====== Provided material

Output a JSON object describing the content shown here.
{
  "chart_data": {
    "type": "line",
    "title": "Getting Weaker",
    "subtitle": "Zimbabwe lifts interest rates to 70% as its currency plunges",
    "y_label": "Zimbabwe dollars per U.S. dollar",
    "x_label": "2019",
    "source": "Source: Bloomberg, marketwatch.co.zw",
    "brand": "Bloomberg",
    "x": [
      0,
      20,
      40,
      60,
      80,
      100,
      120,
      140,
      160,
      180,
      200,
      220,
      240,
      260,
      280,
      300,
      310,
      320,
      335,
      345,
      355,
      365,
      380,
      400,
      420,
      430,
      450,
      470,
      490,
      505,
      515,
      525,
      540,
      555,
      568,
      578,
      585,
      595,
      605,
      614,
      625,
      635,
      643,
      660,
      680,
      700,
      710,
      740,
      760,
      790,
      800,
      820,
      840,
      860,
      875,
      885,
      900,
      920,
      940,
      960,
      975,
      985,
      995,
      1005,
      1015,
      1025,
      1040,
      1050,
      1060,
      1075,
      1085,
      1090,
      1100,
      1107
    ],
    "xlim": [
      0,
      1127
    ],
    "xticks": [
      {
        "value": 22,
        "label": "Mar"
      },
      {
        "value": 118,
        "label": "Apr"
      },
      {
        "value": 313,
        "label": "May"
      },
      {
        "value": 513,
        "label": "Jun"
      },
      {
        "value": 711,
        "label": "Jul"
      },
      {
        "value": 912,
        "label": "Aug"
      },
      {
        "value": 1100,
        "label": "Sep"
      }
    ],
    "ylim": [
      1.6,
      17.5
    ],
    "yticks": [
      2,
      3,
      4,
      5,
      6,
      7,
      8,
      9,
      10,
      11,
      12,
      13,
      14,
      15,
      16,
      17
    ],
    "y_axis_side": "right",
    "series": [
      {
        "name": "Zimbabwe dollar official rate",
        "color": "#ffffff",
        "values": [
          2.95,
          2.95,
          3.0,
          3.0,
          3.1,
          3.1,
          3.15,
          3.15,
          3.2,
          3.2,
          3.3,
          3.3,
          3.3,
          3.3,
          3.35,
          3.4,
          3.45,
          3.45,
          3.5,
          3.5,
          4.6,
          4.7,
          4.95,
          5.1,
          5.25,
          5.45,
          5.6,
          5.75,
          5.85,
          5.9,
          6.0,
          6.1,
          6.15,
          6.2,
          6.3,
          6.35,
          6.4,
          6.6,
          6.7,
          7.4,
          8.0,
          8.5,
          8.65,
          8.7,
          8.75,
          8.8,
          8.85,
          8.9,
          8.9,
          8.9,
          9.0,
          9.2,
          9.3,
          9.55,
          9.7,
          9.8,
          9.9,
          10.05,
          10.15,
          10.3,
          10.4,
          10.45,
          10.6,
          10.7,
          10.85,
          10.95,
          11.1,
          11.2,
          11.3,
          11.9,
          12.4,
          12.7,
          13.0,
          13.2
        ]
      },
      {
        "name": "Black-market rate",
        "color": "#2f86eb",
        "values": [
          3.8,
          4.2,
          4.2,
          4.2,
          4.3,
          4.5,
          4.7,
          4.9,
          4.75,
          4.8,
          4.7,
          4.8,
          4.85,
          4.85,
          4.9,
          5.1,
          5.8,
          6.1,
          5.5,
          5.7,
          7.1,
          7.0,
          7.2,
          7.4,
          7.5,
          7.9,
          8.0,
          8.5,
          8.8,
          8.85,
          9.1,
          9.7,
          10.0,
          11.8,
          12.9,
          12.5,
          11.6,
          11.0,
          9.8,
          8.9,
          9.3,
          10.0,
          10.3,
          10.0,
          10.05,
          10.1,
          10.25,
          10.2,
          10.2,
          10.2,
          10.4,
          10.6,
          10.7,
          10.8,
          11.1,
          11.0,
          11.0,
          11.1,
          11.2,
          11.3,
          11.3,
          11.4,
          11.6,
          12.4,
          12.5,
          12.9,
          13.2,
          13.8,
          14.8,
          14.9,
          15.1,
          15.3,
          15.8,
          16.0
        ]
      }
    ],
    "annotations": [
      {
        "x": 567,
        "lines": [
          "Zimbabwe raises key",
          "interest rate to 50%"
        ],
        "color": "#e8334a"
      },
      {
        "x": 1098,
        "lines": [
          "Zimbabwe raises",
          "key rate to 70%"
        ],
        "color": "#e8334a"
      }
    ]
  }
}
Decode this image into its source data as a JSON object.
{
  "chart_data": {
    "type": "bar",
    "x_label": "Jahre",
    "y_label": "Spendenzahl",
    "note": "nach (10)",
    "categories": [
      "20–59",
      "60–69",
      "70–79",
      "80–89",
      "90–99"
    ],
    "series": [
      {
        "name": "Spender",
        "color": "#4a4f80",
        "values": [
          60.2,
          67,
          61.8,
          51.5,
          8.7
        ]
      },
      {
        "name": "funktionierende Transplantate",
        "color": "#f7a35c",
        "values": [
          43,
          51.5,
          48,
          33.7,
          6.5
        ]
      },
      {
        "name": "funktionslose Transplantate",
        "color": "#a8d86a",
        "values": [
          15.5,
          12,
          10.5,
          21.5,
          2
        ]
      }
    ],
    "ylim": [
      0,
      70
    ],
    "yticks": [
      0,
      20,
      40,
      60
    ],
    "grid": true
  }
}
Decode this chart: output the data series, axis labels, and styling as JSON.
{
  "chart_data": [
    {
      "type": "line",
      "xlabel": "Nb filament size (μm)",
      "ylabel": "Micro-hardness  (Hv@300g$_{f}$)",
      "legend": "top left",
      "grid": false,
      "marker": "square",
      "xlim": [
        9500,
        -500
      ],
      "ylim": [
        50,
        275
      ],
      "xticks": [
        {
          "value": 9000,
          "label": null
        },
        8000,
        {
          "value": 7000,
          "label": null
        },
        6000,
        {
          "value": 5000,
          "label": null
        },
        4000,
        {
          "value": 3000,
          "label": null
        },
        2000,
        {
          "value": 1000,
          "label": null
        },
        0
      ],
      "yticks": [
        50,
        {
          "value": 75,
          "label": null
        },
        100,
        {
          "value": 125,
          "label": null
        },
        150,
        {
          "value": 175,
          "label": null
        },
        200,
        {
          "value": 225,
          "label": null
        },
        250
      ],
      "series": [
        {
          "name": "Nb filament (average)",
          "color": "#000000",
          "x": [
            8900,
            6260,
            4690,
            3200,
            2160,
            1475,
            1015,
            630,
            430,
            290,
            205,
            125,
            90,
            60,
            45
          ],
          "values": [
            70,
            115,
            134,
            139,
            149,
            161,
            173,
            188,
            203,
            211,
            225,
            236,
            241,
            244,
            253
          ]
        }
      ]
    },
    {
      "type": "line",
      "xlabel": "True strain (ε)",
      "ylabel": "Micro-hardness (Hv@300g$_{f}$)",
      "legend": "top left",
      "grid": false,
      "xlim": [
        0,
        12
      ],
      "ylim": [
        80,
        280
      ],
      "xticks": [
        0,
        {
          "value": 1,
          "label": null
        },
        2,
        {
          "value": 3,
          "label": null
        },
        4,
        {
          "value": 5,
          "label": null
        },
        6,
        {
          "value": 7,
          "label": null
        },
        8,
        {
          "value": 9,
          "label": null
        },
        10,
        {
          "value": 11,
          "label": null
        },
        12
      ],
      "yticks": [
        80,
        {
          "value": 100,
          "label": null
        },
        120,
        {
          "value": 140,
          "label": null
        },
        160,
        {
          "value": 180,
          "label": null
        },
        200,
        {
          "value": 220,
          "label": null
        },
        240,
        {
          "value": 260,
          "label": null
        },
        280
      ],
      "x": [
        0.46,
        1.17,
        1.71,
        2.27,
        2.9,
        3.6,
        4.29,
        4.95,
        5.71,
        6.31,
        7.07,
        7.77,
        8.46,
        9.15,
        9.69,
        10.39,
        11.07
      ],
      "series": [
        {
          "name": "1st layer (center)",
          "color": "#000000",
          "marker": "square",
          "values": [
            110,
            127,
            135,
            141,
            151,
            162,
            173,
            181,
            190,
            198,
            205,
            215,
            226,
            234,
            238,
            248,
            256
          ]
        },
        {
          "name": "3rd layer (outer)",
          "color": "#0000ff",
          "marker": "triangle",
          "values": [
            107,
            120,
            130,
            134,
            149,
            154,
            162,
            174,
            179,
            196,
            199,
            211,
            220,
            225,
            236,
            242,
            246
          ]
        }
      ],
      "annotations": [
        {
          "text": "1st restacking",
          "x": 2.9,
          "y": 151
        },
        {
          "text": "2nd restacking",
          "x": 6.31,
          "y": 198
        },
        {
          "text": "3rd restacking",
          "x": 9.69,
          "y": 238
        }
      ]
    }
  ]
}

============

Pick out the lines containing the word "xlabel" and show them.

Completed task →
      "xlabel": "Nb filament size (μm)",
      "xlabel": "True strain (ε)",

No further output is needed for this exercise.